• _Request_:
All entries must be extracted exactly, with nothing added or dropped.

• _Records for the task_:
----------
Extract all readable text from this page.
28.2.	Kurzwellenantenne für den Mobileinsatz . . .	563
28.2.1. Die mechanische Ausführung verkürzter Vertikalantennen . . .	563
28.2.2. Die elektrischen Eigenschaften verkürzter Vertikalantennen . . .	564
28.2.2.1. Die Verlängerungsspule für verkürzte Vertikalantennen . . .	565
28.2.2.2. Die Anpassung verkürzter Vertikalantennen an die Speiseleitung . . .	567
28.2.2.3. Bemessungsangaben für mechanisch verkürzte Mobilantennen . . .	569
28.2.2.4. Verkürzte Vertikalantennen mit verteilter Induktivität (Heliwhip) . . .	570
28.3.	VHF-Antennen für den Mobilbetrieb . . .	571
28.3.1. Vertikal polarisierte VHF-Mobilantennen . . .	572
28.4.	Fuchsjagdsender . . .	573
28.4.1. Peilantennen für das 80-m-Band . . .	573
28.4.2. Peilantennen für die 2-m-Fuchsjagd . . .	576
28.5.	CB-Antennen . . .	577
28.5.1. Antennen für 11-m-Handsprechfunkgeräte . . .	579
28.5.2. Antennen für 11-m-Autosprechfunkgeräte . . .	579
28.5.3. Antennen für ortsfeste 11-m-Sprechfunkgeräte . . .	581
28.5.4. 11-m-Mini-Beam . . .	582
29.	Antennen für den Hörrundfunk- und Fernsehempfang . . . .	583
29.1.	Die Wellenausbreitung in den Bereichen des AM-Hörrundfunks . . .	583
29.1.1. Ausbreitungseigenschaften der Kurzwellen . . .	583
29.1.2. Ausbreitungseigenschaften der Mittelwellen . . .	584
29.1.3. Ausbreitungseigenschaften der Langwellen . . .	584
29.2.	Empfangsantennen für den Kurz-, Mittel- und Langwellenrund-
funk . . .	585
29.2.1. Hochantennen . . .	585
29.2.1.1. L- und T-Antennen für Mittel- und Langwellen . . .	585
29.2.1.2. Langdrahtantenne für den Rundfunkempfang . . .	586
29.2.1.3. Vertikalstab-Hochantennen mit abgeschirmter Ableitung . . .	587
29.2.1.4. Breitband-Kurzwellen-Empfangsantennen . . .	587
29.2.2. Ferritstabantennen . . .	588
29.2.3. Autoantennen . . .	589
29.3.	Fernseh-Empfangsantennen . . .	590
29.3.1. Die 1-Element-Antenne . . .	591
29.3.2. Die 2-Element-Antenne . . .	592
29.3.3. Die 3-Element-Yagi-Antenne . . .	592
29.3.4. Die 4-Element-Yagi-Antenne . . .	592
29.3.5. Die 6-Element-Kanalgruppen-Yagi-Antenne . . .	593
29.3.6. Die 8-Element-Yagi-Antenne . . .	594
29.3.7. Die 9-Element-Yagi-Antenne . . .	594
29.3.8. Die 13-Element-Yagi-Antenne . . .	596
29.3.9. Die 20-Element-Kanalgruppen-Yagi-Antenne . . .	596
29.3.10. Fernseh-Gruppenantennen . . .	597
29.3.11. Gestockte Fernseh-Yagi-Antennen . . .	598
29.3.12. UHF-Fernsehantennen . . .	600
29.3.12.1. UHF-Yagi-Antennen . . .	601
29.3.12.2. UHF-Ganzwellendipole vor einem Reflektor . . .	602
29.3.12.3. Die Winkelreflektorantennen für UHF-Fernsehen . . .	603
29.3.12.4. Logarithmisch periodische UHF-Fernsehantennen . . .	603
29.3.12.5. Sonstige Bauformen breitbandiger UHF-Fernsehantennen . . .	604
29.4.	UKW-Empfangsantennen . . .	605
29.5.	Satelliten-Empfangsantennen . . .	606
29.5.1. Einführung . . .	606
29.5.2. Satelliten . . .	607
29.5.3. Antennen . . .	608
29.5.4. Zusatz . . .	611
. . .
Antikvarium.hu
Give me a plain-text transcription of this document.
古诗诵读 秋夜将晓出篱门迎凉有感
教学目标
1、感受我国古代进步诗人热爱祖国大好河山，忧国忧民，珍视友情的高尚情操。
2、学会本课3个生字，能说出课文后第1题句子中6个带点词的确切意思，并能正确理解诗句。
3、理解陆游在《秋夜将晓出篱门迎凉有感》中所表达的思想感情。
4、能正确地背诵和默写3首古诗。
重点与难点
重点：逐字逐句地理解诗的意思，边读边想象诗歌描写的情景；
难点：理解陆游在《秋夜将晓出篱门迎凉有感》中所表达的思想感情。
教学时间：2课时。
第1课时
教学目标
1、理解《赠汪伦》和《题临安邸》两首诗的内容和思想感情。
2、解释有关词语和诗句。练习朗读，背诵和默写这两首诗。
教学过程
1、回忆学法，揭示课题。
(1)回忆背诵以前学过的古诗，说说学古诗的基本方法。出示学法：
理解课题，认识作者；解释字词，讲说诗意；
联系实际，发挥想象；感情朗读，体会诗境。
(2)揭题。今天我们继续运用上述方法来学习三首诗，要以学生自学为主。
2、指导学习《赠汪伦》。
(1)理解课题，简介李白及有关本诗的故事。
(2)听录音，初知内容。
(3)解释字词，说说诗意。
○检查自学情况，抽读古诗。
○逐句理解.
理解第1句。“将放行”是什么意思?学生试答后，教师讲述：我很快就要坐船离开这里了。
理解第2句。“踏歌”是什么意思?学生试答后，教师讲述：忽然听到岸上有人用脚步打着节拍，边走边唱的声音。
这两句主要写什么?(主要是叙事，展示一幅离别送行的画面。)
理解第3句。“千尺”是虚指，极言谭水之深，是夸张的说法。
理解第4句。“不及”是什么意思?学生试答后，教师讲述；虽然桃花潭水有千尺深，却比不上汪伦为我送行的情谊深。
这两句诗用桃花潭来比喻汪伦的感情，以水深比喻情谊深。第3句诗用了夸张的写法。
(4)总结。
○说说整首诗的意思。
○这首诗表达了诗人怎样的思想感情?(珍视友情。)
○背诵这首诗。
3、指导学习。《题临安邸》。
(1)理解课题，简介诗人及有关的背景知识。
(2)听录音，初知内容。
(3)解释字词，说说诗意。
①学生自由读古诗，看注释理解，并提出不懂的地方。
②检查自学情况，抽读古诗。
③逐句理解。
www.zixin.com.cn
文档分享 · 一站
----------
• _Complete answer_:
Extract all readable text from this page.
28.2.	Kurzwellenantenne für den Mobileinsatz . . .	563
28.2.1. Die mechanische Ausführung verkürzter Vertikalantennen . . .	563
28.2.2. Die elektrischen Eigenschaften verkürzter Vertikalantennen . . .	564
28.2.2.1. Die Verlängerungsspule für verkürzte Vertikalantennen . . .	565
28.2.2.2. Die Anpassung verkürzter Vertikalantennen an die Speiseleitung . . .	567
28.2.2.3. Bemessungsangaben für mechanisch verkürzte Mobilantennen . . .	569
28.2.2.4. Verkürzte Vertikalantennen mit verteilter Induktivität (Heliwhip) . . .	570
28.3.	VHF-Antennen für den Mobilbetrieb . . .	571
28.3.1. Vertikal polarisierte VHF-Mobilantennen . . .	572
28.4.	Fuchsjagdsender . . .	573
28.4.1. Peilantennen für das 80-m-Band . . .	573
28.4.2. Peilantennen für die 2-m-Fuchsjagd . . .	576
28.5.	CB-Antennen . . .	577
28.5.1. Antennen für 11-m-Handsprechfunkgeräte . . .	579
28.5.2. Antennen für 11-m-Autosprechfunkgeräte . . .	579
28.5.3. Antennen für ortsfeste 11-m-Sprechfunkgeräte . . .	581
28.5.4. 11-m-Mini-Beam . . .	582
29.	Antennen für den Hörrundfunk- und Fernsehempfang . . . .	583
29.1.	Die Wellenausbreitung in den Bereichen des AM-Hörrundfunks . . .	583
29.1.1. Ausbreitungseigenschaften der Kurzwellen . . .	583
29.1.2. Ausbreitungseigenschaften der Mittelwellen . . .	584
29.1.3. Ausbreitungseigenschaften der Langwellen . . .	584
29.2.	Empfangsantennen für den Kurz-, Mittel- und Langwellenrund-
funk . . .	585
29.2.1. Hochantennen . . .	585
29.2.1.1. L- und T-Antennen für Mittel- und Langwellen . . .	585
29.2.1.2. Langdrahtantenne für den Rundfunkempfang . . .	586
29.2.1.3. Vertikalstab-Hochantennen mit abgeschirmter Ableitung . . .	587
29.2.1.4. Breitband-Kurzwellen-Empfangsantennen . . .	587
29.2.2. Ferritstabantennen . . .	588
29.2.3. Autoantennen . . .	589
29.3.	Fernseh-Empfangsantennen . . .	590
29.3.1. Die 1-Element-Antenne . . .	591
29.3.2. Die 2-Element-Antenne . . .	592
29.3.3. Die 3-Element-Yagi-Antenne . . .	592
29.3.4. Die 4-Element-Yagi-Antenne . . .	592
29.3.5. Die 6-Element-Kanalgruppen-Yagi-Antenne . . .	593
29.3.6. Die 8-Element-Yagi-Antenne . . .	594
29.3.7. Die 9-Element-Yagi-Antenne . . .	594
29.3.8. Die 13-Element-Yagi-Antenne . . .	596
29.3.9. Die 20-Element-Kanalgruppen-Yagi-Antenne . . .	596
29.3.10. Fernseh-Gruppenantennen . . .	597
29.3.11. Gestockte Fernseh-Yagi-Antennen . . .	598
29.3.12. UHF-Fernsehantennen . . .	600
29.3.12.1. UHF-Yagi-Antennen . . .	601
29.3.12.2. UHF-Ganzwellendipole vor einem Reflektor . . .	602
29.3.12.3. Die Winkelreflektorantennen für UHF-Fernsehen . . .	603
29.3.12.4. Logarithmisch periodische UHF-Fernsehantennen . . .	603
29.3.12.5. Sonstige Bauformen breitbandiger UHF-Fernsehantennen . . .	604
29.4.	UKW-Empfangsantennen . . .	605
29.5.	Satelliten-Empfangsantennen . . .	606
29.5.1. Einführung . . .	606
29.5.2. Satelliten . . .	607
29.5.3. Antennen . . .	608
29.5.4. Zusatz . . .	611
. . .
Antikvarium.hu
Give me a plain-text transcription of this document.
古诗诵读 秋夜将晓出篱门迎凉有感
教学目标
1、感受我国古代进步诗人热爱祖国大好河山，忧国忧民，珍视友情的高尚情操。
2、学会本课3个生字，能说出课文后第1题句子中6个带点词的确切意思，并能正确理解诗句。
3、理解陆游在《秋夜将晓出篱门迎凉有感》中所表达的思想感情。
4、能正确地背诵和默写3首古诗。
重点与难点
重点：逐字逐句地理解诗的意思，边读边想象诗歌描写的情景；
难点：理解陆游在《秋夜将晓出篱门迎凉有感》中所表达的思想感情。
教学时间：2课时。
第1课时
教学目标
1、理解《赠汪伦》和《题临安邸》两首诗的内容和思想感情。
2、解释有关词语和诗句。练习朗读，背诵和默写这两首诗。
教学过程
1、回忆学法，揭示课题。
(1)回忆背诵以前学过的古诗，说说学古诗的基本方法。出示学法：
理解课题，认识作者；解释字词，讲说诗意；
联系实际，发挥想象；感情朗读，体会诗境。
(2)揭题。今天我们继续运用上述方法来学习三首诗，要以学生自学为主。
2、指导学习《赠汪伦》。
(1)理解课题，简介李白及有关本诗的故事。
(2)听录音，初知内容。
(3)解释字词，说说诗意。
○检查自学情况，抽读古诗。
○逐句理解.
理解第1句。“将放行”是什么意思?学生试答后，教师讲述：我很快就要坐船离开这里了。
理解第2句。“踏歌”是什么意思?学生试答后，教师讲述：忽然听到岸上有人用脚步打着节拍，边走边唱的声音。
这两句主要写什么?(主要是叙事，展示一幅离别送行的画面。)
理解第3句。“千尺”是虚指，极言谭水之深，是夸张的说法。
理解第4句。“不及”是什么意思?学生试答后，教师讲述；虽然桃花潭水有千尺深，却比不上汪伦为我送行的情谊深。
这两句诗用桃花潭来比喻汪伦的感情，以水深比喻情谊深。第3句诗用了夸张的写法。
(4)总结。
○说说整首诗的意思。
○这首诗表达了诗人怎样的思想感情?(珍视友情。)
○背诵这首诗。
3、指导学习。《题临安邸》。
(1)理解课题，简介诗人及有关的背景知识。
(2)听录音，初知内容。
(3)解释字词，说说诗意。
①学生自由读古诗，看注释理解，并提出不懂的地方。
②检查自学情况，抽读古诗。
③逐句理解。
www.zixin.com.cn
文档分享 · 一站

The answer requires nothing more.